-- EXTRACT TO READ --
On tourism, I go a long way with the hon. Member for Devon, North. The beauties of Britain are diverse and attractive and they attract far beyond our own shores. Our rich patchwork of countryside and natural habitat refreshes alien eyes as well as our own, and we cannot sneeze at the economic benefits which that confers.

Tourists could be more important still. Perhaps, given the dreadful pressures in London and the appalling prices of hotels in this city, it would be commercially prudent to steer the tourist away from the Metropolis to the environments of beauty that some hon. Members feel that they have in their constituencies—or perhaps, as I suggested to the English Tourist Board three or four years ago, many from remote and rural areas would welcome a visit to a steelworks or a coal mine and could be hospitably accommodated in the hotels of the Peak District and South Yorkshire. We have not yet seen much development in that direction. Perhaps the tourists will go to the Principality, which, I gather, is seeking to pursue a similar course.

Whether the tourists come to my area or not, it is essential that they come to Britain. Thousands can come here, perhaps because they have an opportunity to watch birds that may have long since disappeared from their own lands.

To be honest, I must admit that I wish to see the environment safeguarded not so much to accommodate the foreigner as to ensure that my children and I and my constituents can maintain our enjoyment.

-- BRIEF --
Copy everything from "Whether the tourists" down to "their own lands." in the speech on tourism, substituting "wildlife" for "birds". The lines that come next have no connection to the speech on tourism.

-- RECORD SET --
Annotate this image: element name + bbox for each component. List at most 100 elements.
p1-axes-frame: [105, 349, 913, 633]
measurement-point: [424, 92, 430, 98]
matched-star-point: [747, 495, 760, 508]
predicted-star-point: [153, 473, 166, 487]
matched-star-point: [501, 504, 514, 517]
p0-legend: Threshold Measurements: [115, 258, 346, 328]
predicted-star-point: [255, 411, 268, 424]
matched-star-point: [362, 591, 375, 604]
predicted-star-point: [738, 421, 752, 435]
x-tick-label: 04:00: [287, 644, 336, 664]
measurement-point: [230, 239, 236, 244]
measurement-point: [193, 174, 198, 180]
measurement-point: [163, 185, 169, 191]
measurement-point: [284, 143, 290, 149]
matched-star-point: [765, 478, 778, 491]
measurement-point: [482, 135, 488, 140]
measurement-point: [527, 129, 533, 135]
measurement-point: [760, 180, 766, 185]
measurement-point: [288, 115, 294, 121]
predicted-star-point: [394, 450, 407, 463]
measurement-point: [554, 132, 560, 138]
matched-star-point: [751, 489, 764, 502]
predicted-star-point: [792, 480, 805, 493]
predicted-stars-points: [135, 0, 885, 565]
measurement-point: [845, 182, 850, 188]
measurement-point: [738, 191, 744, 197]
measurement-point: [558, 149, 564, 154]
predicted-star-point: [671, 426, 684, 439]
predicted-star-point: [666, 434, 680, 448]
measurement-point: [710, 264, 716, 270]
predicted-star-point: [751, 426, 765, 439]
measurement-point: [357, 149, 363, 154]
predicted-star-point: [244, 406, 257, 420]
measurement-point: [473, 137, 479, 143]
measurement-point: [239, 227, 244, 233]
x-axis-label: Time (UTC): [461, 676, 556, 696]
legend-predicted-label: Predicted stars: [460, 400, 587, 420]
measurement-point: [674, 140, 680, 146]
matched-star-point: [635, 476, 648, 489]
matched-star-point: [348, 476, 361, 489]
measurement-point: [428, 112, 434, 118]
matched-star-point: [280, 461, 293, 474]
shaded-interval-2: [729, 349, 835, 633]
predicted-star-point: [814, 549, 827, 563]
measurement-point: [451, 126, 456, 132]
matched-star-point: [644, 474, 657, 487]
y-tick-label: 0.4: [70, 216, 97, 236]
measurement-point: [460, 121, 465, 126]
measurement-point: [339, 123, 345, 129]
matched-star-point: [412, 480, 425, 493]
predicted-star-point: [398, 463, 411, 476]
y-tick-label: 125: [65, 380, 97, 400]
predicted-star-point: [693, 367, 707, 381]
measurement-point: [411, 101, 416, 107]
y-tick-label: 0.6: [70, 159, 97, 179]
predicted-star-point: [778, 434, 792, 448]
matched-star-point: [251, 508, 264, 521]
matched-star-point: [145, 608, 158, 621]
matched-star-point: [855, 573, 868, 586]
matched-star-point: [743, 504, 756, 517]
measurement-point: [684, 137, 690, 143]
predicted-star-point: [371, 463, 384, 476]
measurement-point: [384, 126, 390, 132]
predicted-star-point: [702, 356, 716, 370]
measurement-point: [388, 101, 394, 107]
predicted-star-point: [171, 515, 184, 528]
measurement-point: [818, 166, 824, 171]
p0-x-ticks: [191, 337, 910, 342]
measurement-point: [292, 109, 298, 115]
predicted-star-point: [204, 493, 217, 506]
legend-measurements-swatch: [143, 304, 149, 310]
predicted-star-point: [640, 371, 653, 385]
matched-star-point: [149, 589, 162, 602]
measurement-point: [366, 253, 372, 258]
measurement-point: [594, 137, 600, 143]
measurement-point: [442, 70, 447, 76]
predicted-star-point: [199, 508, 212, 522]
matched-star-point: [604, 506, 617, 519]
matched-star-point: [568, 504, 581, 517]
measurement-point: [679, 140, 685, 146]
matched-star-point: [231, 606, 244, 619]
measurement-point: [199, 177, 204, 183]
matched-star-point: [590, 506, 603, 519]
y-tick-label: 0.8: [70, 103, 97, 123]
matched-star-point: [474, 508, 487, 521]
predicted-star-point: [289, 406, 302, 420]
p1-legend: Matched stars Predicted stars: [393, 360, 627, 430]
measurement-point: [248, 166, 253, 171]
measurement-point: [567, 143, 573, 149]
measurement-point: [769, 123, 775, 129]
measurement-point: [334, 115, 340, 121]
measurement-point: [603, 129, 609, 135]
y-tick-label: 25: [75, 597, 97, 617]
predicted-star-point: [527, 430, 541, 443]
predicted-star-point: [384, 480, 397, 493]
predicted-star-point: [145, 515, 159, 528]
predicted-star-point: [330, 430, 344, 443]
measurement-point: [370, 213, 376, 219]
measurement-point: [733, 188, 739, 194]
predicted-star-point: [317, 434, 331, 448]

-- EXERCISE RESULT --
Whether the tourists come to my area or not, it is essential that they come to Britain. Thousands can come here, perhaps because they have an opportunity to watch wildlife that may have long since disappeared from their own lands.